* **Records from a data collection**
══════
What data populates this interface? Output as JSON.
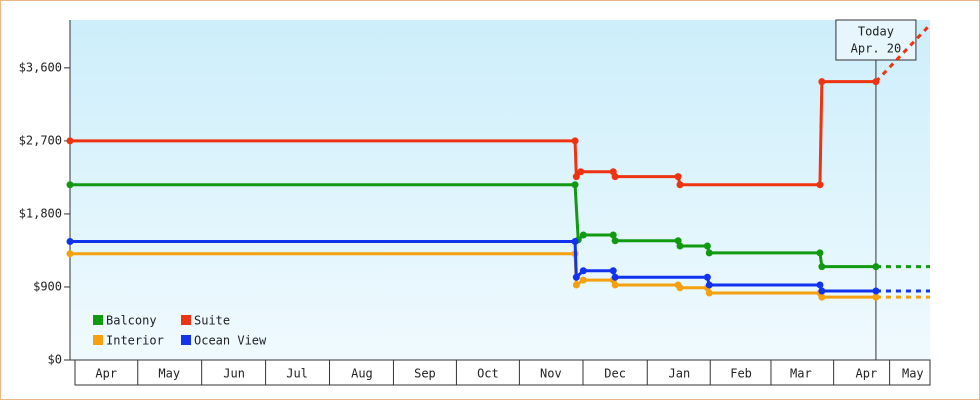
{
  "chart_data": {
    "type": "line",
    "xlim": [
      0,
      13.52
    ],
    "ylim": [
      0,
      4190
    ],
    "yticks": [
      {
        "value": 0,
        "label": "$0"
      },
      {
        "value": 900,
        "label": "$900"
      },
      {
        "value": 1800,
        "label": "$1,800"
      },
      {
        "value": 2700,
        "label": "$2,700"
      },
      {
        "value": 3600,
        "label": "$3,600"
      }
    ],
    "xticks": [
      {
        "value": 0.57,
        "label": "Apr"
      },
      {
        "value": 1.56,
        "label": "May"
      },
      {
        "value": 2.58,
        "label": "Jun"
      },
      {
        "value": 3.57,
        "label": "Jul"
      },
      {
        "value": 4.59,
        "label": "Aug"
      },
      {
        "value": 5.58,
        "label": "Sep"
      },
      {
        "value": 6.57,
        "label": "Oct"
      },
      {
        "value": 7.56,
        "label": "Nov"
      },
      {
        "value": 8.57,
        "label": "Dec"
      },
      {
        "value": 9.58,
        "label": "Jan"
      },
      {
        "value": 10.55,
        "label": "Feb"
      },
      {
        "value": 11.49,
        "label": "Mar"
      },
      {
        "value": 12.52,
        "label": "Apr"
      },
      {
        "value": 13.25,
        "label": "May"
      }
    ],
    "today": {
      "lines": [
        "Today",
        "Apr. 20"
      ],
      "x": 12.67
    },
    "legend": "lower left",
    "series": [
      {
        "name": "Balcony",
        "color": "#119911",
        "x": [
          0,
          7.94,
          7.99,
          8.07,
          8.54,
          8.57,
          9.56,
          9.59,
          10.02,
          10.05,
          11.79,
          11.82,
          12.67
        ],
        "values": [
          2160,
          2160,
          1480,
          1540,
          1540,
          1470,
          1470,
          1405,
          1405,
          1320,
          1320,
          1150,
          1150
        ],
        "projection": {
          "x": [
            12.67,
            13.52
          ],
          "values": [
            1150,
            1150
          ]
        }
      },
      {
        "name": "Suite",
        "color": "#ee3311",
        "x": [
          0,
          7.94,
          7.96,
          8.03,
          8.54,
          8.57,
          9.56,
          9.59,
          11.79,
          11.82,
          12.67
        ],
        "values": [
          2700,
          2700,
          2260,
          2320,
          2320,
          2260,
          2260,
          2160,
          2160,
          3430,
          3430
        ],
        "projection": {
          "x": [
            12.67,
            13.52
          ],
          "values": [
            3430,
            4130
          ]
        }
      },
      {
        "name": "Interior",
        "color": "#f5a10f",
        "x": [
          0,
          7.94,
          7.96,
          8.07,
          8.54,
          8.57,
          9.56,
          9.59,
          10.02,
          10.05,
          11.79,
          11.82,
          12.67
        ],
        "values": [
          1310,
          1310,
          925,
          985,
          985,
          925,
          925,
          890,
          890,
          825,
          825,
          775,
          775
        ],
        "projection": {
          "x": [
            12.67,
            13.52
          ],
          "values": [
            775,
            775
          ]
        }
      },
      {
        "name": "Ocean View",
        "color": "#1133ee",
        "x": [
          0,
          7.94,
          7.96,
          8.07,
          8.54,
          8.57,
          10.02,
          10.05,
          11.79,
          11.82,
          12.67
        ],
        "values": [
          1460,
          1460,
          1020,
          1100,
          1100,
          1020,
          1020,
          925,
          925,
          850,
          850
        ],
        "projection": {
          "x": [
            12.67,
            13.52
          ],
          "values": [
            850,
            850
          ]
        }
      }
    ]
  }
}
══════
* **What this task involves**
Reproduce the entries above exactly. Do not include the images.

* **Reply**
What data populates this interface? Output as JSON.
{
  "chart_data": {
    "type": "line",
    "xlim": [
      0,
      13.52
    ],
    "ylim": [
      0,
      4190
    ],
    "yticks": [
      {
        "value": 0,
        "label": "$0"
      },
      {
        "value": 900,
        "label": "$900"
      },
      {
        "value": 1800,
        "label": "$1,800"
      },
      {
        "value": 2700,
        "label": "$2,700"
      },
      {
        "value": 3600,
        "label": "$3,600"
      }
    ],
    "xticks": [
      {
        "value": 0.57,
        "label": "Apr"
      },
      {
        "value": 1.56,
        "label": "May"
      },
      {
        "value": 2.58,
        "label": "Jun"
      },
      {
        "value": 3.57,
        "label": "Jul"
      },
      {
        "value": 4.59,
        "label": "Aug"
      },
      {
        "value": 5.58,
        "label": "Sep"
      },
      {
        "value": 6.57,
        "label": "Oct"
      },
      {
        "value": 7.56,
        "label": "Nov"
      },
      {
        "value": 8.57,
        "label": "Dec"
      },
      {
        "value": 9.58,
        "label": "Jan"
      },
      {
        "value": 10.55,
        "label": "Feb"
      },
      {
        "value": 11.49,
        "label": "Mar"
      },
      {
        "value": 12.52,
        "label": "Apr"
      },
      {
        "value": 13.25,
        "label": "May"
      }
    ],
    "today": {
      "lines": [
        "Today",
        "Apr. 20"
      ],
      "x": 12.67
    },
    "legend": "lower left",
    "series": [
      {
        "name": "Balcony",
        "color": "#119911",
        "x": [
          0,
          7.94,
          7.99,
          8.07,
          8.54,
          8.57,
          9.56,
          9.59,
          10.02,
          10.05,
          11.79,
          11.82,
          12.67
        ],
        "values": [
          2160,
          2160,
          1480,
          1540,
          1540,
          1470,
          1470,
          1405,
          1405,
          1320,
          1320,
          1150,
          1150
        ],
        "projection": {
          "x": [
            12.67,
            13.52
          ],
          "values": [
            1150,
            1150
          ]
        }
      },
      {
        "name": "Suite",
        "color": "#ee3311",
        "x": [
          0,
          7.94,
          7.96,
          8.03,
          8.54,
          8.57,
          9.56,
          9.59,
          11.79,
          11.82,
          12.67
        ],
        "values": [
          2700,
          2700,
          2260,
          2320,
          2320,
          2260,
          2260,
          2160,
          2160,
          3430,
          3430
        ],
        "projection": {
          "x": [
            12.67,
            13.52
          ],
          "values": [
            3430,
            4130
          ]
        }
      },
      {
        "name": "Interior",
        "color": "#f5a10f",
        "x": [
          0,
          7.94,
          7.96,
          8.07,
          8.54,
          8.57,
          9.56,
          9.59,
          10.02,
          10.05,
          11.79,
          11.82,
          12.67
        ],
        "values": [
          1310,
          1310,
          925,
          985,
          985,
          925,
          925,
          890,
          890,
          825,
          825,
          775,
          775
        ],
        "projection": {
          "x": [
            12.67,
            13.52
          ],
          "values": [
            775,
            775
          ]
        }
      },
      {
        "name": "Ocean View",
        "color": "#1133ee",
        "x": [
          0,
          7.94,
          7.96,
          8.07,
          8.54,
          8.57,
          10.02,
          10.05,
          11.79,
          11.82,
          12.67
        ],
        "values": [
          1460,
          1460,
          1020,
          1100,
          1100,
          1020,
          1020,
          925,
          925,
          850,
          850
        ],
        "projection": {
          "x": [
            12.67,
            13.52
          ],
          "values": [
            850,
            850
          ]
        }
      }
    ]
  }
}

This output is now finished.